### PROBLEM DETAILS
Out of the lines below, please list those that hold the string "houses".

### MATERIAL FOR THIS TASK
---
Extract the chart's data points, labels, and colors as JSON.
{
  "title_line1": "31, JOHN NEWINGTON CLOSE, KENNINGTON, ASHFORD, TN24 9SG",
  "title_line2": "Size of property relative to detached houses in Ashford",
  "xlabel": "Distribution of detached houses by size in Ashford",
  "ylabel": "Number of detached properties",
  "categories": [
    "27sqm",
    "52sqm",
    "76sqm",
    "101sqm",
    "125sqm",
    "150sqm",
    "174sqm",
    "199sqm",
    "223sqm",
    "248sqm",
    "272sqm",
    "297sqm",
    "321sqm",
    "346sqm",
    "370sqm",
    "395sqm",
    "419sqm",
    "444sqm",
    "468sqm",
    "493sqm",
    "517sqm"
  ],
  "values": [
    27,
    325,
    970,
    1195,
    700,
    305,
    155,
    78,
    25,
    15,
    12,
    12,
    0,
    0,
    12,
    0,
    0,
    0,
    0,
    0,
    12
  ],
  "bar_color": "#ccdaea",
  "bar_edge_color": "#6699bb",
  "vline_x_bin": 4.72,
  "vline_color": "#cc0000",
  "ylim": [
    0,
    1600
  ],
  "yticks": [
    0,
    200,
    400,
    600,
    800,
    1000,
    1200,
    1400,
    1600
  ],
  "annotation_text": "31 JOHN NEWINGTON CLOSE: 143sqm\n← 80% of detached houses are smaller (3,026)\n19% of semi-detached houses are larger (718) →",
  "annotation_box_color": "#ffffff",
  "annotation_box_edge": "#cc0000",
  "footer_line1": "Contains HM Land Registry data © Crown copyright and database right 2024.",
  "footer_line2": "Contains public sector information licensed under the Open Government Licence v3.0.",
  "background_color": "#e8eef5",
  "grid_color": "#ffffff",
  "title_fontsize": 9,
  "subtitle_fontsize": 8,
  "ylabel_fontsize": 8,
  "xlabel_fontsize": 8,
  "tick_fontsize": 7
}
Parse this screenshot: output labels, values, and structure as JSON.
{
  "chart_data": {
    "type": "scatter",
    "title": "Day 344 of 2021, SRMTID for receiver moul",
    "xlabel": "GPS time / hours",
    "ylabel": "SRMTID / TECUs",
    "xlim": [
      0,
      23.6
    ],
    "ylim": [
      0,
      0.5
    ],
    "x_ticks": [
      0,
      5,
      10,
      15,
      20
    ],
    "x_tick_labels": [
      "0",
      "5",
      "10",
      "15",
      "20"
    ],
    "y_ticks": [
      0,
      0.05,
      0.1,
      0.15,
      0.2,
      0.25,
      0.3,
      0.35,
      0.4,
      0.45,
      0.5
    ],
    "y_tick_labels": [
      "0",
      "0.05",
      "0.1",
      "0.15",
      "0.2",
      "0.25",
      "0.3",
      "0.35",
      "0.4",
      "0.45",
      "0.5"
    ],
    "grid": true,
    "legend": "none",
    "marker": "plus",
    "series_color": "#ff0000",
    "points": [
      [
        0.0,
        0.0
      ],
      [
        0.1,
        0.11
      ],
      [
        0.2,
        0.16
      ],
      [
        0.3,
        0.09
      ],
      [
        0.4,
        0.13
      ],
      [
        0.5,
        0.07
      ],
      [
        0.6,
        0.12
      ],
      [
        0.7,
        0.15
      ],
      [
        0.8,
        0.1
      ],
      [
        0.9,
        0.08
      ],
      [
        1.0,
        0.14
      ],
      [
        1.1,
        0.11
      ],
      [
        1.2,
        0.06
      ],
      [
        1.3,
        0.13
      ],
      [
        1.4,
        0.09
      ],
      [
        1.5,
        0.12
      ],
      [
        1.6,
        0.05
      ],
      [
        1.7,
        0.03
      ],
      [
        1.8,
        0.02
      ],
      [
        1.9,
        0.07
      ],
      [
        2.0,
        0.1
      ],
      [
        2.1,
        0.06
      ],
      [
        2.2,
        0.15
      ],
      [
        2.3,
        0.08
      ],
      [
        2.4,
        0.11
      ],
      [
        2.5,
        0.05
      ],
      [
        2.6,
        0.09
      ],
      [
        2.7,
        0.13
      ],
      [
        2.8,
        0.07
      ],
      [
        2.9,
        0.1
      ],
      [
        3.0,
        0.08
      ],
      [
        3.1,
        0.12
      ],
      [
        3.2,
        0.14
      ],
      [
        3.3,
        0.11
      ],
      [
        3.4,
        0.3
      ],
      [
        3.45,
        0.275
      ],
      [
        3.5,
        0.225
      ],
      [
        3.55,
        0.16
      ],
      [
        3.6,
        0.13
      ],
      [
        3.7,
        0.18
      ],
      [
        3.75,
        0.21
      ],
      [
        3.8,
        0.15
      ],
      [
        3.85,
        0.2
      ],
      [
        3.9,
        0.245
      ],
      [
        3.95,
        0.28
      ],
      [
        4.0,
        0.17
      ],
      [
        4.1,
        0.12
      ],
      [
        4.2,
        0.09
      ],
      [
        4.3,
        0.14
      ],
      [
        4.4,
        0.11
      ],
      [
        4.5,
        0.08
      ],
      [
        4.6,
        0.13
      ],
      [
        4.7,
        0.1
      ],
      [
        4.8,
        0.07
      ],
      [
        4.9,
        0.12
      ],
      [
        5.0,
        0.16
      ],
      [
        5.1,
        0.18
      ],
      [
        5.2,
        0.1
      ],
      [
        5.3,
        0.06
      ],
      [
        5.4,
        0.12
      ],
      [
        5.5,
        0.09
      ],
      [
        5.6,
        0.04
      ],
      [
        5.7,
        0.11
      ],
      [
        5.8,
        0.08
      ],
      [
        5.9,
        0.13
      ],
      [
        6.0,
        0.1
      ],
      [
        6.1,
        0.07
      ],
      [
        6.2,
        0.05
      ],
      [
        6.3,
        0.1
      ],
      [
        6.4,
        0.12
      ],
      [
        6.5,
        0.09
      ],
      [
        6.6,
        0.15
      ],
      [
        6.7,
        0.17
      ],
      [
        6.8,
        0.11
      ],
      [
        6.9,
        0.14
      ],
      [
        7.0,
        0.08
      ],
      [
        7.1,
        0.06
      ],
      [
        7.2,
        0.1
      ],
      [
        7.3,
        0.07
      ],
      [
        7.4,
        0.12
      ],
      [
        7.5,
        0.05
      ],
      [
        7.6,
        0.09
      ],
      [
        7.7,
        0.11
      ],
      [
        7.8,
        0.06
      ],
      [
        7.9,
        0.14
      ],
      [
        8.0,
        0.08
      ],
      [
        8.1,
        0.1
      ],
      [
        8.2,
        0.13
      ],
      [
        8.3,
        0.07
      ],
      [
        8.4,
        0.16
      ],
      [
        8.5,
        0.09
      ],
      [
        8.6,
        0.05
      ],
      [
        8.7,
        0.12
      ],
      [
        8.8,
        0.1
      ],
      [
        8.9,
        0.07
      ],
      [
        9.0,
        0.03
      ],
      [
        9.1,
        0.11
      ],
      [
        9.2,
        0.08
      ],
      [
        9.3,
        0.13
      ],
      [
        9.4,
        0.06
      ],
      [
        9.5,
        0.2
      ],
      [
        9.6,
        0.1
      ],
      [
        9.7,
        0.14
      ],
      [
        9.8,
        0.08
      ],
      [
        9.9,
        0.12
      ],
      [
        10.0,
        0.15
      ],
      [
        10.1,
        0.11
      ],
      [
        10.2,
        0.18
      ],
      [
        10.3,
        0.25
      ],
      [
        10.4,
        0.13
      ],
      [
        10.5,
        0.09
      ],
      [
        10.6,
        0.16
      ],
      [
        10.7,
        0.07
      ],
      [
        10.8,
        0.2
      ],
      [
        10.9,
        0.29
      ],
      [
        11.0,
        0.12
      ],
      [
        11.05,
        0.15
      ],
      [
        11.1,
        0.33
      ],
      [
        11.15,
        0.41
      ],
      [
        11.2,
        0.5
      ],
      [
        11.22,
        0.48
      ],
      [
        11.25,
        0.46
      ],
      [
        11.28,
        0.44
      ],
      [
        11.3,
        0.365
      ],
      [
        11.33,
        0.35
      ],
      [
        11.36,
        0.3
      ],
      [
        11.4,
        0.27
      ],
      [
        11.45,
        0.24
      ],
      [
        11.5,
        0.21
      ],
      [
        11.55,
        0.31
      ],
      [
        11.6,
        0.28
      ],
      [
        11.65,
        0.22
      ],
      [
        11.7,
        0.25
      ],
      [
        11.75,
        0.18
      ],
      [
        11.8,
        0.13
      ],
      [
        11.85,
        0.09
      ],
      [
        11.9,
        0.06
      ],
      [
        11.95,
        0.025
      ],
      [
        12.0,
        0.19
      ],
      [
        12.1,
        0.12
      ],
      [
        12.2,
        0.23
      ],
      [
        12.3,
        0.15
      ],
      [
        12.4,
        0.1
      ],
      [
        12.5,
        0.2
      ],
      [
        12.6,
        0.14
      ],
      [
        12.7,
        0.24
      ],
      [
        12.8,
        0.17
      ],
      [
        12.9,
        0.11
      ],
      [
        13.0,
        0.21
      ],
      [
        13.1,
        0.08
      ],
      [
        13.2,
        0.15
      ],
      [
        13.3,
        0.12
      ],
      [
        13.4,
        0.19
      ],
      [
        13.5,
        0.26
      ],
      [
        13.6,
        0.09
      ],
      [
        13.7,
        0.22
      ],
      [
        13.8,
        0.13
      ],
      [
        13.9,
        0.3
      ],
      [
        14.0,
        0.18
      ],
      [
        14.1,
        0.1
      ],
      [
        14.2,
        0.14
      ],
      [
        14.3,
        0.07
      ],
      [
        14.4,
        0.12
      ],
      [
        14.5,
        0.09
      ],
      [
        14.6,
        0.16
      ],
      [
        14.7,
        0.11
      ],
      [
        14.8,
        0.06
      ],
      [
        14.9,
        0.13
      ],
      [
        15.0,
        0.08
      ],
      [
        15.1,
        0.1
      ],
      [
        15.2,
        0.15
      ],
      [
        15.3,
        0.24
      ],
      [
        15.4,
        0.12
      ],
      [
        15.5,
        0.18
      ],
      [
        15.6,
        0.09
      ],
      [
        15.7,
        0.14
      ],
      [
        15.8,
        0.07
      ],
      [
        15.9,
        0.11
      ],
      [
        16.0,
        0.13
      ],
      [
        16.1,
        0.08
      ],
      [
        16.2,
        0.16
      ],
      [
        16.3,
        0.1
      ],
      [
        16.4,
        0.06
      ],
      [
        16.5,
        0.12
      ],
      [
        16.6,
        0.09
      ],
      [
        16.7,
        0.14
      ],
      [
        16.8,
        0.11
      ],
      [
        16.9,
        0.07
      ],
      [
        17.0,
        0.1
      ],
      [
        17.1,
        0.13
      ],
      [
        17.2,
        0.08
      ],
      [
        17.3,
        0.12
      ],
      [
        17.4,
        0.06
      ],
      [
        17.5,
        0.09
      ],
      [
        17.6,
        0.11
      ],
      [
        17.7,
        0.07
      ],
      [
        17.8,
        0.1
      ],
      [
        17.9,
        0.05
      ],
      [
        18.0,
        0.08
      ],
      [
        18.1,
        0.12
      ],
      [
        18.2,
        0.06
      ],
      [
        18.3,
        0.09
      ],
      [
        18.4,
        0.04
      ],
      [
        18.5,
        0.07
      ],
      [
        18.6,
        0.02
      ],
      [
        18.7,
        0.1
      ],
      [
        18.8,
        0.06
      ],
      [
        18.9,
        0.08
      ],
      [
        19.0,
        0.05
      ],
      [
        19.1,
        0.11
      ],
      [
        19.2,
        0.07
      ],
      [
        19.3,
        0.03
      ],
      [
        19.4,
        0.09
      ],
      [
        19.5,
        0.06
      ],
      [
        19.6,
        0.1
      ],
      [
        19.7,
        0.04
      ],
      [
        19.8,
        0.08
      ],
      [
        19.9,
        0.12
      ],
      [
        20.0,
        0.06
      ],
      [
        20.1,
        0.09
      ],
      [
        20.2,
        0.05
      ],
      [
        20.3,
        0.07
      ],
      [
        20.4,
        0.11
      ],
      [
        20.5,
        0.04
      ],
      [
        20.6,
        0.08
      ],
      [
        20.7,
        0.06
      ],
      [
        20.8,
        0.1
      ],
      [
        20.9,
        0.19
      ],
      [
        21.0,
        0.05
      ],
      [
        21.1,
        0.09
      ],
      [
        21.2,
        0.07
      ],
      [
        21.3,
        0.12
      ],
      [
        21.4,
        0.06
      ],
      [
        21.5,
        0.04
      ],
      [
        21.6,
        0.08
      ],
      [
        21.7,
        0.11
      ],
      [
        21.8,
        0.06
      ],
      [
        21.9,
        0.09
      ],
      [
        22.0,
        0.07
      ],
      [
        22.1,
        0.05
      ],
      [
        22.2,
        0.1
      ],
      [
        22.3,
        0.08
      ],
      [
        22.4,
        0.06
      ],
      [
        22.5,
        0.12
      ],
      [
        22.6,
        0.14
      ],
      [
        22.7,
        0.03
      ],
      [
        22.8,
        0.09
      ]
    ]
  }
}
---
### EXPECTED ANSWER
  "title_line2": "Size of property relative to detached houses in Ashford",
  "xlabel": "Distribution of detached houses by size in Ashford",
  "annotation_text": "31 JOHN NEWINGTON CLOSE: 143sqm\n← 80% of detached houses are smaller (3,026)\n19% of semi-detached houses are larger (718) →",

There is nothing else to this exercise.